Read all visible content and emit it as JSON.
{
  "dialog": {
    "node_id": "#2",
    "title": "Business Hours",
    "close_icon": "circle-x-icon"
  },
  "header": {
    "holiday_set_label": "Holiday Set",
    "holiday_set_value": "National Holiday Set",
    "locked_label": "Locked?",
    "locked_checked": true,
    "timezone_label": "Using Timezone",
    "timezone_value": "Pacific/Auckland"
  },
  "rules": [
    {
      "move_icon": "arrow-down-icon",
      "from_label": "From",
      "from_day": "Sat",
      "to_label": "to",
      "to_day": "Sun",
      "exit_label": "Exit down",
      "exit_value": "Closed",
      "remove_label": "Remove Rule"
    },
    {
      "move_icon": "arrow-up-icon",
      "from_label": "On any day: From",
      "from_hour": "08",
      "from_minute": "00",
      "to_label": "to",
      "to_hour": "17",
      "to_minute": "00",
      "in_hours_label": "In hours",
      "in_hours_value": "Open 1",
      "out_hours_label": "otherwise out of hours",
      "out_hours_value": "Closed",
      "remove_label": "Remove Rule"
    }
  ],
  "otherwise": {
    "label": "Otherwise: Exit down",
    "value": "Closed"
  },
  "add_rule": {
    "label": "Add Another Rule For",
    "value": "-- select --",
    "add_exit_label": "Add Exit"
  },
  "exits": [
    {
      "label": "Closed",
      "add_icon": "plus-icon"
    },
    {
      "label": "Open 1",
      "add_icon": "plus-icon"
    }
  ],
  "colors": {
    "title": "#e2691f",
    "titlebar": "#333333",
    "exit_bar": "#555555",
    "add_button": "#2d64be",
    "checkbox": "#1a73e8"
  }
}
********************
Requirements: Reproduce all the data word for word.

Solved problem:
Read all visible content and emit it as JSON.
{
  "dialog": {
    "node_id": "#2",
    "title": "Business Hours",
    "close_icon": "circle-x-icon"
  },
  "header": {
    "holiday_set_label": "Holiday Set",
    "holiday_set_value": "National Holiday Set",
    "locked_label": "Locked?",
    "locked_checked": true,
    "timezone_label": "Using Timezone",
    "timezone_value": "Pacific/Auckland"
  },
  "rules": [
    {
      "move_icon": "arrow-down-icon",
      "from_label": "From",
      "from_day": "Sat",
      "to_label": "to",
      "to_day": "Sun",
      "exit_label": "Exit down",
      "exit_value": "Closed",
      "remove_label": "Remove Rule"
    },
    {
      "move_icon": "arrow-up-icon",
      "from_label": "On any day: From",
      "from_hour": "08",
      "from_minute": "00",
      "to_label": "to",
      "to_hour": "17",
      "to_minute": "00",
      "in_hours_label": "In hours",
      "in_hours_value": "Open 1",
      "out_hours_label": "otherwise out of hours",
      "out_hours_value": "Closed",
      "remove_label": "Remove Rule"
    }
  ],
  "otherwise": {
    "label": "Otherwise: Exit down",
    "value": "Closed"
  },
  "add_rule": {
    "label": "Add Another Rule For",
    "value": "-- select --",
    "add_exit_label": "Add Exit"
  },
  "exits": [
    {
      "label": "Closed",
      "add_icon": "plus-icon"
    },
    {
      "label": "Open 1",
      "add_icon": "plus-icon"
    }
  ],
  "colors": {
    "title": "#e2691f",
    "titlebar": "#333333",
    "exit_bar": "#555555",
    "add_button": "#2d64be",
    "checkbox": "#1a73e8"
  }
}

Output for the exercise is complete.